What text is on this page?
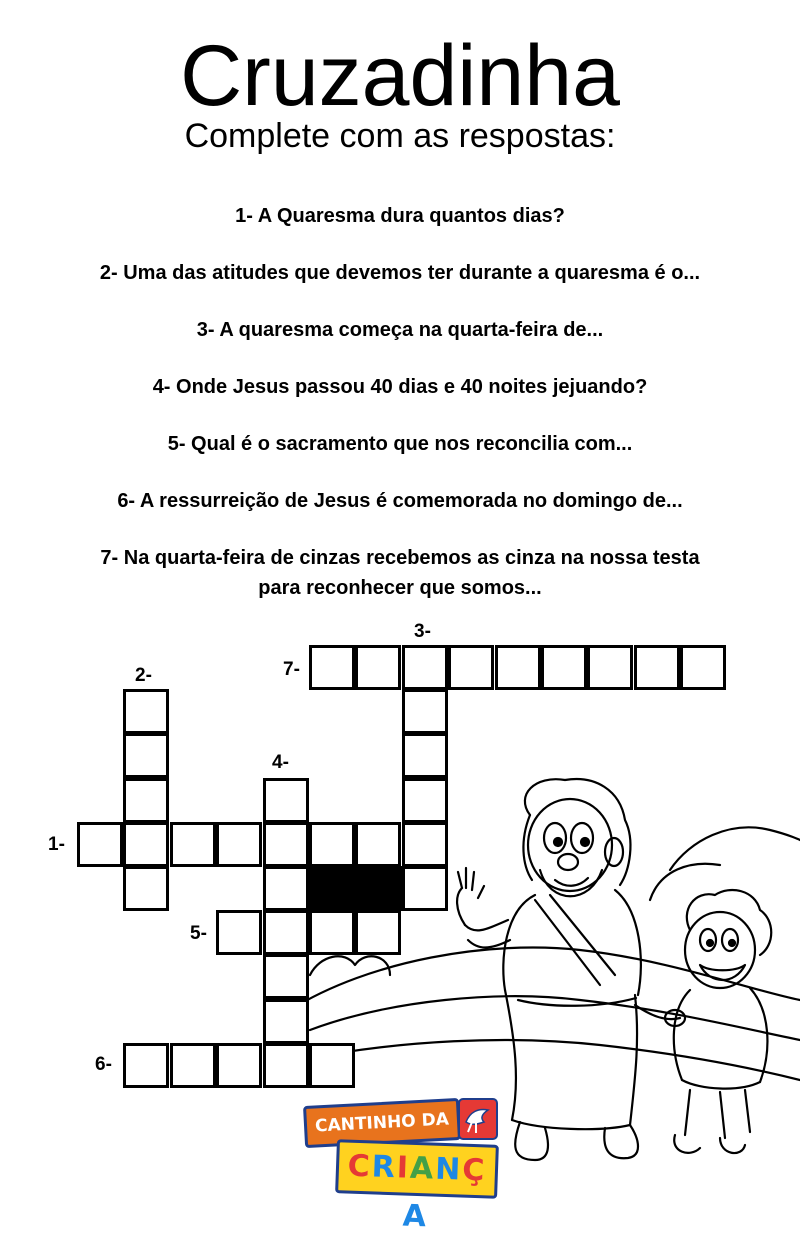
Cruzadinha
Complete com as respostas:
1- A Quaresma dura quantos dias?
2- Uma das atitudes que devemos ter durante a quaresma é o...
3- A quaresma começa na quarta-feira de...
4- Onde Jesus passou 40 dias e 40 noites jejuando?
5- Qual é o sacramento que nos reconcilia com...
6- A ressurreição de Jesus é comemorada no domingo de...
7- Na quarta-feira de cinzas recebemos as cinza na nossa testa
para reconhecer que somos...
1-
2-
3-
4-
5-
6-
7-
CANTINHO DA
CRIANÇA
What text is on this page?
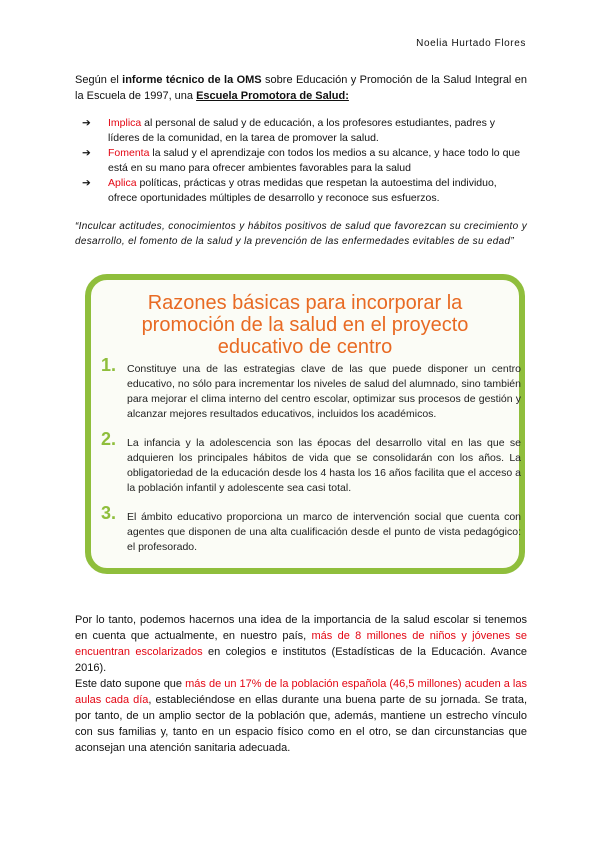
Noelia Hurtado Flores
Según el informe técnico de la OMS sobre Educación y Promoción de la Salud Integral en la Escuela de 1997, una Escuela Promotora de Salud:
➔ Implica al personal de salud y de educación, a los profesores estudiantes, padres y líderes de la comunidad, en la tarea de promover la salud.
➔ Fomenta la salud y el aprendizaje con todos los medios a su alcance, y hace todo lo que está en su mano para ofrecer ambientes favorables para la salud
➔ Aplica políticas, prácticas y otras medidas que respetan la autoestima del individuo, ofrece oportunidades múltiples de desarrollo y reconoce sus esfuerzos.
“Inculcar actitudes, conocimientos y hábitos positivos de salud que favorezcan su crecimiento y desarrollo, el fomento de la salud y la prevención de las enfermedades evitables de su edad”
Razones básicas para incorporar la
promoción de la salud en el proyecto
educativo de centro
1. Constituye una de las estrategias clave de las que puede disponer un centro educativo, no sólo para incrementar los niveles de salud del alumnado, sino también para mejorar el clima interno del centro escolar, optimizar sus procesos de gestión y alcanzar mejores resultados educativos, incluidos los académicos.
2. La infancia y la adolescencia son las épocas del desarrollo vital en las que se adquieren los principales hábitos de vida que se consolidarán con los años. La obligatoriedad de la educación desde los 4 hasta los 16 años facilita que el acceso a la población infantil y adolescente sea casi total.
3. El ámbito educativo proporciona un marco de intervención social que cuenta con agentes que disponen de una alta cualificación desde el punto de vista pedagógico: el profesorado.
Por lo tanto, podemos hacernos una idea de la importancia de la salud escolar si tenemos en cuenta que actualmente, en nuestro país, más de 8 millones de niños y jóvenes se encuentran escolarizados en colegios e institutos (Estadísticas de la Educación. Avance 2016).
Este dato supone que más de un 17% de la población española (46,5 millones) acuden a las aulas cada día, estableciéndose en ellas durante una buena parte de su jornada. Se trata, por tanto, de un amplio sector de la población que, además, mantiene un estrecho vínculo con sus familias y, tanto en un espacio físico como en el otro, se dan circunstancias que aconsejan una atención sanitaria adecuada.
━━━
| Set problem |
Your job is to transcribe the entries above exactly; skip the pictures.

| Final result |
What text is on this page?
Cruzadinha
Complete com as respostas:
1- A Quaresma dura quantos dias?
2- Uma das atitudes que devemos ter durante a quaresma é o...
3- A quaresma começa na quarta-feira de...
4- Onde Jesus passou 40 dias e 40 noites jejuando?
5- Qual é o sacramento que nos reconcilia com...
6- A ressurreição de Jesus é comemorada no domingo de...
7- Na quarta-feira de cinzas recebemos as cinza na nossa testa
para reconhecer que somos...
1-
2-
3-
4-
5-
6-
7-
CANTINHO DA
CRIANÇA
What text is on this page?
Noelia Hurtado Flores
Según el informe técnico de la OMS sobre Educación y Promoción de la Salud Integral en la Escuela de 1997, una Escuela Promotora de Salud:
➔ Implica al personal de salud y de educación, a los profesores estudiantes, padres y líderes de la comunidad, en la tarea de promover la salud.
➔ Fomenta la salud y el aprendizaje con todos los medios a su alcance, y hace todo lo que está en su mano para ofrecer ambientes favorables para la salud
➔ Aplica políticas, prácticas y otras medidas que respetan la autoestima del individuo, ofrece oportunidades múltiples de desarrollo y reconoce sus esfuerzos.
“Inculcar actitudes, conocimientos y hábitos positivos de salud que favorezcan su crecimiento y desarrollo, el fomento de la salud y la prevención de las enfermedades evitables de su edad”
Razones básicas para incorporar la
promoción de la salud en el proyecto
educativo de centro
1. Constituye una de las estrategias clave de las que puede disponer un centro educativo, no sólo para incrementar los niveles de salud del alumnado, sino también para mejorar el clima interno del centro escolar, optimizar sus procesos de gestión y alcanzar mejores resultados educativos, incluidos los académicos.
2. La infancia y la adolescencia son las épocas del desarrollo vital en las que se adquieren los principales hábitos de vida que se consolidarán con los años. La obligatoriedad de la educación desde los 4 hasta los 16 años facilita que el acceso a la población infantil y adolescente sea casi total.
3. El ámbito educativo proporciona un marco de intervención social que cuenta con agentes que disponen de una alta cualificación desde el punto de vista pedagógico: el profesorado.
Por lo tanto, podemos hacernos una idea de la importancia de la salud escolar si tenemos en cuenta que actualmente, en nuestro país, más de 8 millones de niños y jóvenes se encuentran escolarizados en colegios e institutos (Estadísticas de la Educación. Avance 2016).
Este dato supone que más de un 17% de la población española (46,5 millones) acuden a las aulas cada día, estableciéndose en ellas durante una buena parte de su jornada. Se trata, por tanto, de un amplio sector de la población que, además, mantiene un estrecho vínculo con sus familias y, tanto en un espacio físico como en el otro, se dan circunstancias que aconsejan una atención sanitaria adecuada.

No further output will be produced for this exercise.